(Extracted data entries)

---+---

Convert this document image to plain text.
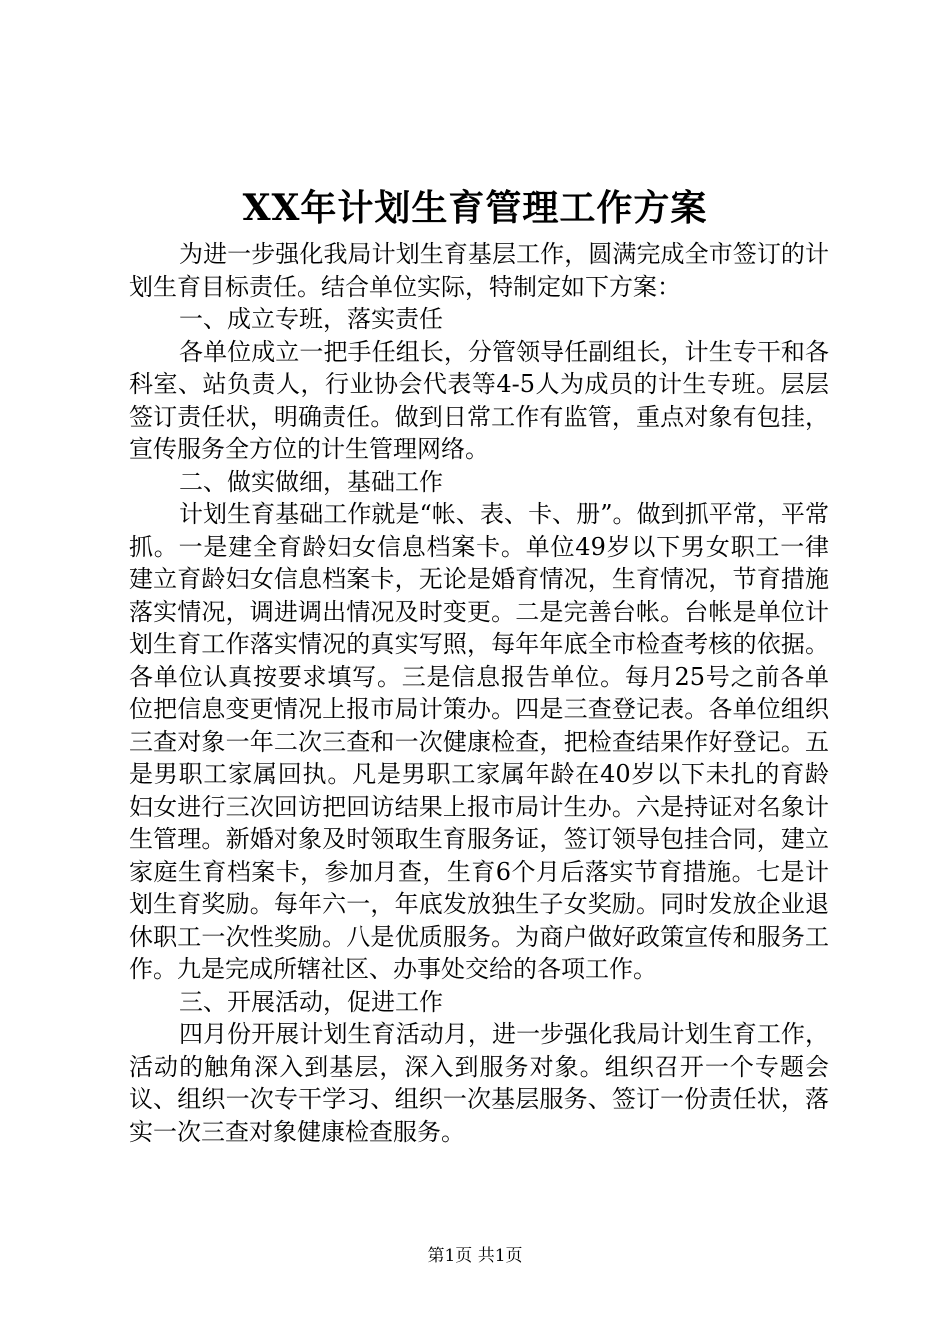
XX年计划生育管理工作方案

为进一步强化我局计划生育基层工作，圆满完成全市签订的计划生育目标责任。结合单位实际，特制定如下方案：

一、成立专班，落实责任

各单位成立一把手任组长，分管领导任副组长，计生专干和各科室、站负责人，行业协会代表等4-5人为成员的计生专班。层层签订责任状，明确责任。做到日常工作有监管，重点对象有包挂，宣传服务全方位的计生管理网络。

二、做实做细，基础工作

计划生育基础工作就是“帐、表、卡、册”。做到抓平常，平常抓。一是建全育龄妇女信息档案卡。单位49岁以下男女职工一律建立育龄妇女信息档案卡，无论是婚育情况，生育情况，节育措施落实情况，调进调出情况及时变更。二是完善台帐。台帐是单位计划生育工作落实情况的真实写照，每年年底全市检查考核的依据。各单位认真按要求填写。三是信息报告单位。每月25号之前各单位把信息变更情况上报市局计策办。四是三查登记表。各单位组织三查对象一年二次三查和一次健康检查，把检查结果作好登记。五是男职工家属回执。凡是男职工家属年龄在40岁以下未扎的育龄妇女进行三次回访把回访结果上报市局计生办。六是持证对名象计生管理。新婚对象及时领取生育服务证，签订领导包挂合同，建立家庭生育档案卡，参加月查，生育6个月后落实节育措施。七是计划生育奖励。每年六一，年底发放独生子女奖励。同时发放企业退休职工一次性奖励。八是优质服务。为商户做好政策宣传和服务工作。九是完成所辖社区、办事处交给的各项工作。

三、开展活动，促进工作

四月份开展计划生育活动月，进一步强化我局计划生育工作，活动的触角深入到基层，深入到服务对象。组织召开一个专题会议、组织一次专干学习、组织一次基层服务、签订一份责任状，落实一次三查对象健康检查服务。

第1页 共1页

---+---

Requirement =
Print out the material word for word, omitting the pictures.

Written solution =
Convert this document image to plain text.
XX年计划生育管理工作方案

为进一步强化我局计划生育基层工作，圆满完成全市签订的计划生育目标责任。结合单位实际，特制定如下方案：

一、成立专班，落实责任

各单位成立一把手任组长，分管领导任副组长，计生专干和各科室、站负责人，行业协会代表等4-5人为成员的计生专班。层层签订责任状，明确责任。做到日常工作有监管，重点对象有包挂，宣传服务全方位的计生管理网络。

二、做实做细，基础工作

计划生育基础工作就是“帐、表、卡、册”。做到抓平常，平常抓。一是建全育龄妇女信息档案卡。单位49岁以下男女职工一律建立育龄妇女信息档案卡，无论是婚育情况，生育情况，节育措施落实情况，调进调出情况及时变更。二是完善台帐。台帐是单位计划生育工作落实情况的真实写照，每年年底全市检查考核的依据。各单位认真按要求填写。三是信息报告单位。每月25号之前各单位把信息变更情况上报市局计策办。四是三查登记表。各单位组织三查对象一年二次三查和一次健康检查，把检查结果作好登记。五是男职工家属回执。凡是男职工家属年龄在40岁以下未扎的育龄妇女进行三次回访把回访结果上报市局计生办。六是持证对名象计生管理。新婚对象及时领取生育服务证，签订领导包挂合同，建立家庭生育档案卡，参加月查，生育6个月后落实节育措施。七是计划生育奖励。每年六一，年底发放独生子女奖励。同时发放企业退休职工一次性奖励。八是优质服务。为商户做好政策宣传和服务工作。九是完成所辖社区、办事处交给的各项工作。

三、开展活动，促进工作

四月份开展计划生育活动月，进一步强化我局计划生育工作，活动的触角深入到基层，深入到服务对象。组织召开一个专题会议、组织一次专干学习、组织一次基层服务、签订一份责任状，落实一次三查对象健康检查服务。

第1页 共1页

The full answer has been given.